-- START --

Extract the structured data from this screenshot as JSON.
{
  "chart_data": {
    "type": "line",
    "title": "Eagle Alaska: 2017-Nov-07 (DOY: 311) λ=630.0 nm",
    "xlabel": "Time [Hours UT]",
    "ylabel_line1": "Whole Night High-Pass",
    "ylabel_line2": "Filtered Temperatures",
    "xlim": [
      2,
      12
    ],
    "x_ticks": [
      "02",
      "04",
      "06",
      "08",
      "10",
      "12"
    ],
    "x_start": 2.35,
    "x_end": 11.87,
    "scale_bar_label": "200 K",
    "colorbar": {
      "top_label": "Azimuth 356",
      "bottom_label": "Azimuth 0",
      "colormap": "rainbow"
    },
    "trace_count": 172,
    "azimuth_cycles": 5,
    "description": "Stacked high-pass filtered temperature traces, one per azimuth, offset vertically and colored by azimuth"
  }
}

-- END --

> [Task details]
Output the listing above word for word.

> [Complete answer]
Extract the structured data from this screenshot as JSON.
{
  "chart_data": {
    "type": "line",
    "title": "Eagle Alaska: 2017-Nov-07 (DOY: 311) λ=630.0 nm",
    "xlabel": "Time [Hours UT]",
    "ylabel_line1": "Whole Night High-Pass",
    "ylabel_line2": "Filtered Temperatures",
    "xlim": [
      2,
      12
    ],
    "x_ticks": [
      "02",
      "04",
      "06",
      "08",
      "10",
      "12"
    ],
    "x_start": 2.35,
    "x_end": 11.87,
    "scale_bar_label": "200 K",
    "colorbar": {
      "top_label": "Azimuth 356",
      "bottom_label": "Azimuth 0",
      "colormap": "rainbow"
    },
    "trace_count": 172,
    "azimuth_cycles": 5,
    "description": "Stacked high-pass filtered temperature traces, one per azimuth, offset vertically and colored by azimuth"
  }
}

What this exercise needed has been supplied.